** Source passage **
Sounds complicated, right? Well, behind the scenes, it is. Guardian Firewall is doing a lot of clever stuff to block all these trackers and keep your network speeds super fast. From the user’s perspective, it couldn’t be simpler. It’s a simple app that starts with one big button to toggle Guardian protection. That’s all you need to do. In the second tab, Guardian keeps a log of all the trackers it identified and blocked. My list is hundreds long just from today. Guardian does one thing and does it really well.

Guardian is a small but fast-growing startup aiming to help users fight back against ubiquitous data collection by entities attempting to monetize and/or exploit their personal data. Over the next 90 days, Guardian plans to launch new features for power users, including custom firewall rules, as well as support for additional platforms. Founder and CEO Will Strafach has been a longtime mainstay in the iOS security community.

I’ve been running Guardian Firewall for weeks on my iPhone. It’s everything you’d want it to be: invisible, seamless privacy protection. Nothing breaks, nothing feels slow. It’s a service I’m happy to pay for and a company I’m happy to support. You can try it for free — and read their excellent FAQ for details on how everything works.

AirPods Pro Replacement Tips 

Mike Rundle, on Twitter:

The killer feature of the AirPods Pro is the interchangeable silicone tips that click into place and don’t have to be mashed and misshapen to reattach like every other stupid pair of earbuds on the market.

** Exercises **
1. Return everything in the source passage from "The killer feature" down to "on the market.", copied word for word.
2. According to the source passage, what does Guardian plan to launch over the next 90 days?
The listing comes from a separate source and is unrelated to the source passage.

** Provided material **
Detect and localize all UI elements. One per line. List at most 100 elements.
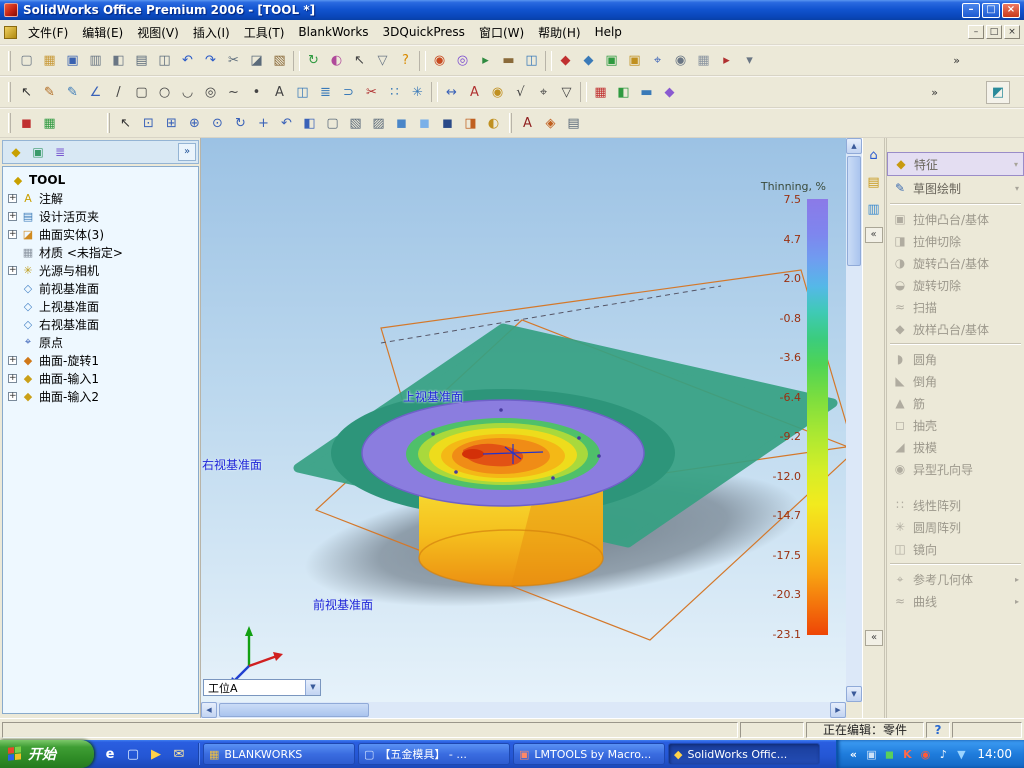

** Answers below **
1.
The killer feature of the AirPods Pro is the interchangeable silicone tips that click into place and don’t have to be mashed and misshapen to reattach like every other stupid pair of earbuds on the market.

2. New features for power users, including custom firewall rules, as well as support for additional platforms.